#### Problem requirements:
Will you write out the data exactly, excluding every picture?

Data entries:

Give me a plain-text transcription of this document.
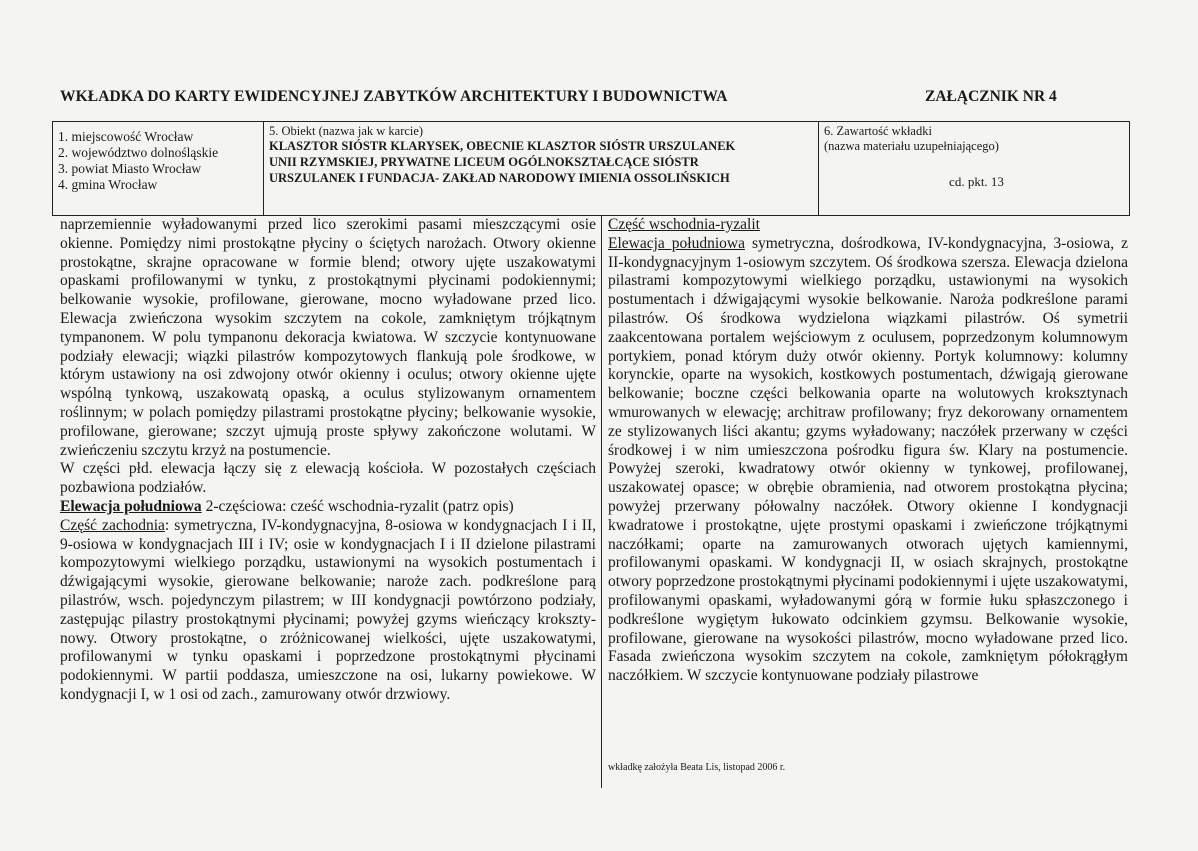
WKŁADKA DO KARTY EWIDENCYJNEJ ZABYTKÓW ARCHITEKTURY I BUDOWNICTWA	ZAŁĄCZNIK NR 4
1. miejscowość Wrocław
2. województwo dolnośląskie
3. powiat Miasto Wrocław
4. gmina Wrocław
5. Obiekt (nazwa jak w karcie)
KLASZTOR SIÓSTR KLARYSEK, OBECNIE KLASZTOR SIÓSTR URSZULANEK
UNII RZYMSKIEJ, PRYWATNE LICEUM OGÓLNOKSZTAŁCĄCE SIÓSTR
URSZULANEK I FUNDACJA- ZAKŁAD NARODOWY IMIENIA OSSOLIŃSKICH
6. Zawartość wkładki
(nazwa materiału uzupełniającego)
cd. pkt. 13

naprzemiennie wyładowanymi przed lico szerokimi pasami mieszczącymi osie okienne. Pomiędzy nimi prostokątne płyciny o ściętych narożach. Otwory okienne prostokątne, skrajne opracowane w formie blend; otwory ujęte uszakowatymi opaskami profilowanymi w tynku, z prostokątnymi płycinami podokiennymi; belkowanie wysokie, profilowane, gierowane, mocno wyładowane przed lico. Elewacja zwieńczona wysokim szczytem na cokole, zamkniętym trójkątnym tympanonem. W polu tympanonu dekoracja kwiatowa. W szczycie kontynuowane podziały elewacji; wiązki pilastrów kompozytowych flankują pole środkowe, w którym ustawiony na osi zdwojony otwór okienny i oculus; otwory okienne ujęte wspólną tynkową, uszakowatą opaską, a oculus stylizowanym ornamentem roślinnym; w polach pomiędzy pilastrami prostokątne płyciny; belkowanie wysokie, profilowane, gierowane; szczyt ujmują proste spływy zakończone wolutami. W zwieńczeniu szczytu krzyż na postumencie.

W części płd. elewacja łączy się z elewacją kościoła. W pozostałych częściach pozbawiona podziałów.

Elewacja południowa 2-częściowa: cześć wschodnia-ryzalit (patrz opis)

Część zachodnia: symetryczna, IV-kondygnacyjna, 8-osiowa w kondygnacjach I i II, 9-osiowa w kondygnacjach III i IV; osie w kondygnacjach I i II dzielone pilastrami kompozytowymi wielkiego porządku, ustawionymi na wysokich postumentach i dźwigającymi wysokie, gierowane belkowanie; naroże zach. podkreślone parą pilastrów, wsch. pojedynczym pilastrem; w III kondygnacji powtórzono podziały, zastępując pilastry prostokątnymi płycinami; powyżej gzyms wieńczący kroksztynowy. Otwory prostokątne, o zróżnicowanej wielkości, ujęte uszakowatymi, profilowanymi w tynku opaskami i poprzedzone prostokątnymi płycinami podokiennymi. W partii poddasza, umieszczone na osi, lukarny powiekowe. W kondygnacji I, w 1 osi od zach., zamurowany otwór drzwiowy.

Część wschodnia-ryzalit

Elewacja południowa symetryczna, dośrodkowa, IV-kondygnacyjna, 3-osiowa, z II-kondygnacyjnym 1-osiowym szczytem. Oś środkowa szersza. Elewacja dzielona pilastrami kompozytowymi wielkiego porządku, ustawionymi na wysokich postumentach i dźwigającymi wysokie belkowanie. Naroża podkreślone parami pilastrów. Oś środkowa wydzielona wiązkami pilastrów. Oś symetrii zaakcentowana portalem wejściowym z oculusem, poprzedzonym kolumnowym portykiem, ponad którym duży otwór okienny. Portyk kolumnowy: kolumny korynckie, oparte na wysokich, kostkowych postumentach, dźwigają gierowane belkowanie; boczne części belkowania oparte na wolutowych kroksztynach wmurowanych w elewację; architraw profilowany; fryz dekorowany ornamentem ze stylizowanych liści akantu; gzyms wyładowany; naczółek przerwany w części środkowej i w nim umieszczona pośrodku figura św. Klary na postumencie. Powyżej szeroki, kwadratowy otwór okienny w tynkowej, profilowanej, uszakowatej opasce; w obrębie obramienia, nad otworem prostokątna płycina; powyżej przerwany półowalny naczółek. Otwory okienne I kondygnacji kwadratowe i prostokątne, ujęte prostymi opaskami i zwieńczone trójkątnymi naczółkami; oparte na zamurowanych otworach ujętych kamiennymi, profilowanymi opaskami. W kondygnacji II, w osiach skrajnych, prostokątne otwory poprzedzone prostokątnymi płycinami podokiennymi i ujęte uszakowatymi, profilowanymi opaskami, wyładowanymi górą w formie łuku spłaszczonego i podkreślone wygiętym łukowato odcinkiem gzymsu. Belkowanie wysokie, profilowane, gierowane na wysokości pilastrów, mocno wyładowane przed lico. Fasada zwieńczona wysokim szczytem na cokole, zamkniętym półokrągłym naczółkiem. W szczycie kontynuowane podziały pilastrowe

wkładkę założyła Beata Lis, listopad 2006 r.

#### Solution below:
Give me a plain-text transcription of this document.
WKŁADKA DO KARTY EWIDENCYJNEJ ZABYTKÓW ARCHITEKTURY I BUDOWNICTWA	ZAŁĄCZNIK NR 4
1. miejscowość Wrocław
2. województwo dolnośląskie
3. powiat Miasto Wrocław
4. gmina Wrocław
5. Obiekt (nazwa jak w karcie)
KLASZTOR SIÓSTR KLARYSEK, OBECNIE KLASZTOR SIÓSTR URSZULANEK
UNII RZYMSKIEJ, PRYWATNE LICEUM OGÓLNOKSZTAŁCĄCE SIÓSTR
URSZULANEK I FUNDACJA- ZAKŁAD NARODOWY IMIENIA OSSOLIŃSKICH
6. Zawartość wkładki
(nazwa materiału uzupełniającego)
cd. pkt. 13

naprzemiennie wyładowanymi przed lico szerokimi pasami mieszczącymi osie okienne. Pomiędzy nimi prostokątne płyciny o ściętych narożach. Otwory okienne prostokątne, skrajne opracowane w formie blend; otwory ujęte uszakowatymi opaskami profilowanymi w tynku, z prostokątnymi płycinami podokiennymi; belkowanie wysokie, profilowane, gierowane, mocno wyładowane przed lico. Elewacja zwieńczona wysokim szczytem na cokole, zamkniętym trójkątnym tympanonem. W polu tympanonu dekoracja kwiatowa. W szczycie kontynuowane podziały elewacji; wiązki pilastrów kompozytowych flankują pole środkowe, w którym ustawiony na osi zdwojony otwór okienny i oculus; otwory okienne ujęte wspólną tynkową, uszakowatą opaską, a oculus stylizowanym ornamentem roślinnym; w polach pomiędzy pilastrami prostokątne płyciny; belkowanie wysokie, profilowane, gierowane; szczyt ujmują proste spływy zakończone wolutami. W zwieńczeniu szczytu krzyż na postumencie.

W części płd. elewacja łączy się z elewacją kościoła. W pozostałych częściach pozbawiona podziałów.

Elewacja południowa 2-częściowa: cześć wschodnia-ryzalit (patrz opis)

Część zachodnia: symetryczna, IV-kondygnacyjna, 8-osiowa w kondygnacjach I i II, 9-osiowa w kondygnacjach III i IV; osie w kondygnacjach I i II dzielone pilastrami kompozytowymi wielkiego porządku, ustawionymi na wysokich postumentach i dźwigającymi wysokie, gierowane belkowanie; naroże zach. podkreślone parą pilastrów, wsch. pojedynczym pilastrem; w III kondygnacji powtórzono podziały, zastępując pilastry prostokątnymi płycinami; powyżej gzyms wieńczący kroksztynowy. Otwory prostokątne, o zróżnicowanej wielkości, ujęte uszakowatymi, profilowanymi w tynku opaskami i poprzedzone prostokątnymi płycinami podokiennymi. W partii poddasza, umieszczone na osi, lukarny powiekowe. W kondygnacji I, w 1 osi od zach., zamurowany otwór drzwiowy.

Część wschodnia-ryzalit

Elewacja południowa symetryczna, dośrodkowa, IV-kondygnacyjna, 3-osiowa, z II-kondygnacyjnym 1-osiowym szczytem. Oś środkowa szersza. Elewacja dzielona pilastrami kompozytowymi wielkiego porządku, ustawionymi na wysokich postumentach i dźwigającymi wysokie belkowanie. Naroża podkreślone parami pilastrów. Oś środkowa wydzielona wiązkami pilastrów. Oś symetrii zaakcentowana portalem wejściowym z oculusem, poprzedzonym kolumnowym portykiem, ponad którym duży otwór okienny. Portyk kolumnowy: kolumny korynckie, oparte na wysokich, kostkowych postumentach, dźwigają gierowane belkowanie; boczne części belkowania oparte na wolutowych kroksztynach wmurowanych w elewację; architraw profilowany; fryz dekorowany ornamentem ze stylizowanych liści akantu; gzyms wyładowany; naczółek przerwany w części środkowej i w nim umieszczona pośrodku figura św. Klary na postumencie. Powyżej szeroki, kwadratowy otwór okienny w tynkowej, profilowanej, uszakowatej opasce; w obrębie obramienia, nad otworem prostokątna płycina; powyżej przerwany półowalny naczółek. Otwory okienne I kondygnacji kwadratowe i prostokątne, ujęte prostymi opaskami i zwieńczone trójkątnymi naczółkami; oparte na zamurowanych otworach ujętych kamiennymi, profilowanymi opaskami. W kondygnacji II, w osiach skrajnych, prostokątne otwory poprzedzone prostokątnymi płycinami podokiennymi i ujęte uszakowatymi, profilowanymi opaskami, wyładowanymi górą w formie łuku spłaszczonego i podkreślone wygiętym łukowato odcinkiem gzymsu. Belkowanie wysokie, profilowane, gierowane na wysokości pilastrów, mocno wyładowane przed lico. Fasada zwieńczona wysokim szczytem na cokole, zamkniętym półokrągłym naczółkiem. W szczycie kontynuowane podziały pilastrowe

wkładkę założyła Beata Lis, listopad 2006 r.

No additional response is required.